> [Problem details]
Pull every "title" line out of the data below.

══════

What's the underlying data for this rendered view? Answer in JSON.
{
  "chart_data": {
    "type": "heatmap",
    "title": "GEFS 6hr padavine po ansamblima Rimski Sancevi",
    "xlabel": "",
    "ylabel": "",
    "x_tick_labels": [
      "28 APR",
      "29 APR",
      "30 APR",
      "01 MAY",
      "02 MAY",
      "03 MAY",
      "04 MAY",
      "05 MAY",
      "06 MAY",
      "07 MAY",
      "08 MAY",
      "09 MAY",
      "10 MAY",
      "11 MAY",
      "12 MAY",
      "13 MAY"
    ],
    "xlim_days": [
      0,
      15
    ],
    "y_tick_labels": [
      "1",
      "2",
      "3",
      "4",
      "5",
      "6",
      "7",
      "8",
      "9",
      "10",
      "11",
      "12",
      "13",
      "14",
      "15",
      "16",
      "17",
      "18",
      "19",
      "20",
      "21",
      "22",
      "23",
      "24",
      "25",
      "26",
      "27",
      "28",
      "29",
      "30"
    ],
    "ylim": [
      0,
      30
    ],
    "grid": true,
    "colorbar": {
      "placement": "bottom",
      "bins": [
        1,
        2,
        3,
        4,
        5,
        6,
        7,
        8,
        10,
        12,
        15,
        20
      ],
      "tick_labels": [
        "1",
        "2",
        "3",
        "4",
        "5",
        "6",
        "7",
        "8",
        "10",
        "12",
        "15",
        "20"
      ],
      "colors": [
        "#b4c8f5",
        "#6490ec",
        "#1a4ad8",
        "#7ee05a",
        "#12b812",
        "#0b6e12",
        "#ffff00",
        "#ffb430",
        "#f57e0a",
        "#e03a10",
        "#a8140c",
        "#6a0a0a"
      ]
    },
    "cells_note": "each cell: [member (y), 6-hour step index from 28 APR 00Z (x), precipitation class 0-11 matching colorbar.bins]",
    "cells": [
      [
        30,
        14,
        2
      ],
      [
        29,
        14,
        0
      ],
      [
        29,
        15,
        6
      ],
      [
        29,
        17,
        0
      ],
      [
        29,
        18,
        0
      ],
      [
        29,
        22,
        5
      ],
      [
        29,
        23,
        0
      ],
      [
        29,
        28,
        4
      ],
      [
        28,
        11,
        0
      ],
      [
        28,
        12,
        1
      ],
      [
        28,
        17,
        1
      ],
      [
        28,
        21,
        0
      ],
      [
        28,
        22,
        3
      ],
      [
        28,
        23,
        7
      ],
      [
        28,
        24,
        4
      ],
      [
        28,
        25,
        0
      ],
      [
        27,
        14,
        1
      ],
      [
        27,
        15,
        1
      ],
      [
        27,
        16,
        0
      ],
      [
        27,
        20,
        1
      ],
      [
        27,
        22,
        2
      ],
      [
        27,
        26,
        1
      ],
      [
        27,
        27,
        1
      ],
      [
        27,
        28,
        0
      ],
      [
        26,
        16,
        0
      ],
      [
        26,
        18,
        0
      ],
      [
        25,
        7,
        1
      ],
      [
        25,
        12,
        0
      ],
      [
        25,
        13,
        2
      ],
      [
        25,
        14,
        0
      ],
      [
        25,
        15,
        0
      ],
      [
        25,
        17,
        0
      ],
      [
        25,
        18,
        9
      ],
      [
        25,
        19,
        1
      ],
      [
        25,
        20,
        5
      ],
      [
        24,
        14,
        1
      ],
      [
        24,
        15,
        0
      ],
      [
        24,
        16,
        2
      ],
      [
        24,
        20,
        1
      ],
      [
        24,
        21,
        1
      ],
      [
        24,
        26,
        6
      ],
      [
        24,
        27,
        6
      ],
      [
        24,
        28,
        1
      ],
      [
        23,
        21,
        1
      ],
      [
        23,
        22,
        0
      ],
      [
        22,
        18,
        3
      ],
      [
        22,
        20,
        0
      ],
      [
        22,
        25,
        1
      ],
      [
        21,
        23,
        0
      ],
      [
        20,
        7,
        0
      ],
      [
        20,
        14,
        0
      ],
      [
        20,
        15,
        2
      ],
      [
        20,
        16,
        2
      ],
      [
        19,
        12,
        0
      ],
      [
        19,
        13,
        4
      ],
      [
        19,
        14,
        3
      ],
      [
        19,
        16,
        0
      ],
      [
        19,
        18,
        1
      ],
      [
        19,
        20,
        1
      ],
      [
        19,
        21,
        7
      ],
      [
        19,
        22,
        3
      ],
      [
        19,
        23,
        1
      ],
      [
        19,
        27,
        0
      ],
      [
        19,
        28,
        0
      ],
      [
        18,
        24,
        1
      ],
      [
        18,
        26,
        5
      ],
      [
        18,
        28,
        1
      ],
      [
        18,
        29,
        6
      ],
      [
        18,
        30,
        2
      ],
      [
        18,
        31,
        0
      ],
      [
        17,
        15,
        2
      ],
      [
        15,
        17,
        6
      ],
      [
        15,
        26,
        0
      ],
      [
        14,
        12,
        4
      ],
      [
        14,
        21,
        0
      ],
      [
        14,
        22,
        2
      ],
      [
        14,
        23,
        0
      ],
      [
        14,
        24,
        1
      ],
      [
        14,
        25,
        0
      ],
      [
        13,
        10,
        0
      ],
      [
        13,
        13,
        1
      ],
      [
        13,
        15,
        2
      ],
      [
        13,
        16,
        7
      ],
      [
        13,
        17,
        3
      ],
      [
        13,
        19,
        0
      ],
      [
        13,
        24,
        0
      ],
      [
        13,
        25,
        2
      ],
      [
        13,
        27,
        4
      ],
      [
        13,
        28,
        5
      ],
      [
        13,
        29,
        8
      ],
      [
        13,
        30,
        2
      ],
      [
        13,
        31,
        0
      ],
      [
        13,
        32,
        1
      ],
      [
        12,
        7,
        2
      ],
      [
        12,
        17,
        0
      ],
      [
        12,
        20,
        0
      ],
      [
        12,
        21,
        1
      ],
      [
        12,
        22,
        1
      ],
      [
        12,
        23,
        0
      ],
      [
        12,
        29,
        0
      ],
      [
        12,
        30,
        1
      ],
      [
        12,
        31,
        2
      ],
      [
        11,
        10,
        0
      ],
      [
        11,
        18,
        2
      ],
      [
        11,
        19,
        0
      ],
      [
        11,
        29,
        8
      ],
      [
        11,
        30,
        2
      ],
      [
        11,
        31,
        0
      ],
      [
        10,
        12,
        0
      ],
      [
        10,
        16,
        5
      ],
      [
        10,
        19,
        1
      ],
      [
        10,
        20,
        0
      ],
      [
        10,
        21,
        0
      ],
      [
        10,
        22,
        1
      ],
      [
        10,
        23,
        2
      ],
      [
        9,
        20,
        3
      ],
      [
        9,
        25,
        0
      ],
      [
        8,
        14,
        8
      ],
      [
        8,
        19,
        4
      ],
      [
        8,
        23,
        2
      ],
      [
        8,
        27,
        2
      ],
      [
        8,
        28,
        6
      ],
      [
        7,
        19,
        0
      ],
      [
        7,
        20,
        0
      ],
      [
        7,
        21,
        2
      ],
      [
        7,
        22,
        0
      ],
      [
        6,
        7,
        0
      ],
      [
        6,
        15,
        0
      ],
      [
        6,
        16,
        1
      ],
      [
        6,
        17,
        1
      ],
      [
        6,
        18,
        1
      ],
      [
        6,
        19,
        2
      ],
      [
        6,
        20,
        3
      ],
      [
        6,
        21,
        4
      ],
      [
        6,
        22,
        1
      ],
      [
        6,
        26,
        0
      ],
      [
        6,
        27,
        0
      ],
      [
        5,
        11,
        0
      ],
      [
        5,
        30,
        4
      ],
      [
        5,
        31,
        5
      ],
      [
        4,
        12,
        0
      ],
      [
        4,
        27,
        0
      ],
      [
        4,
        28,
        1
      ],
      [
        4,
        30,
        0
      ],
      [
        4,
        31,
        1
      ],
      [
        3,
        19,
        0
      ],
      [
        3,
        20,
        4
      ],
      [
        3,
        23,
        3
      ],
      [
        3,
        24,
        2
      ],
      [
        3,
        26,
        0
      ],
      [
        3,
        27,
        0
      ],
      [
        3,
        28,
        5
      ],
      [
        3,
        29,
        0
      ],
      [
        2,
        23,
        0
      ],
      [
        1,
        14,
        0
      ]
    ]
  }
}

══════

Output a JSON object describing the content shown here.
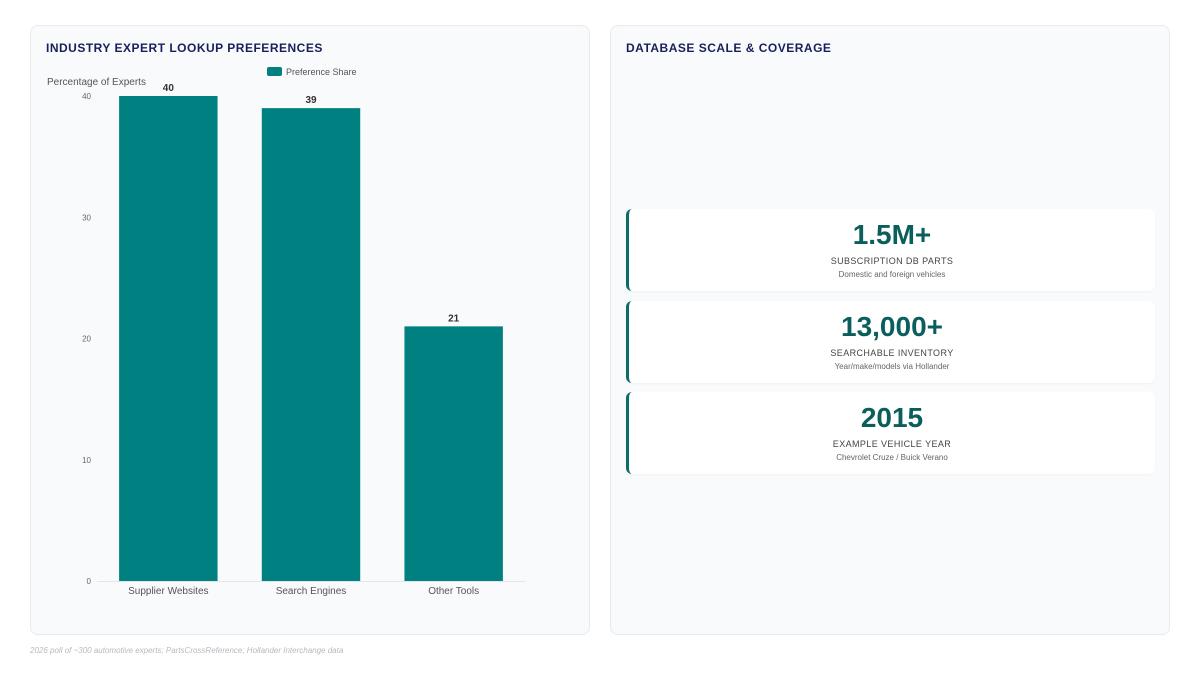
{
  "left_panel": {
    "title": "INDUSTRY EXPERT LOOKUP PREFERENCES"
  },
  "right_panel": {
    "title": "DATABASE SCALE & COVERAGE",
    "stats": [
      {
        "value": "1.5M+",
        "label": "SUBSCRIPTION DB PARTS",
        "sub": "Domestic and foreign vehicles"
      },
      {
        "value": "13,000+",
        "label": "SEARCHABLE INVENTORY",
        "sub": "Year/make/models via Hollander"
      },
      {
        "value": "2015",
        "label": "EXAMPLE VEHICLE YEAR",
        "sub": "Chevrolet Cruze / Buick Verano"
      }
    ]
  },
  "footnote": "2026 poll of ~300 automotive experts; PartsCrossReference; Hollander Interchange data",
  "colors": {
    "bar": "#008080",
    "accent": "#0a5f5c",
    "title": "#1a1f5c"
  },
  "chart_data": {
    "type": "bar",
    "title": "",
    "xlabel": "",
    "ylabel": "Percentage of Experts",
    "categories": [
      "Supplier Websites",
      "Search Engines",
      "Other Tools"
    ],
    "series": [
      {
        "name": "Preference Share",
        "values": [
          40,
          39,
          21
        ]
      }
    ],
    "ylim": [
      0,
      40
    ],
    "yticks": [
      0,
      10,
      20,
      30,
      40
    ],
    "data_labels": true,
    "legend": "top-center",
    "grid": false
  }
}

══════

> [Reply]
    "title": "GEFS 6hr padavine po ansamblima Rimski Sancevi",
    "title": "INDUSTRY EXPERT LOOKUP PREFERENCES"
    "title": "DATABASE SCALE & COVERAGE",
    "title": "#1a1f5c"
    "title": "",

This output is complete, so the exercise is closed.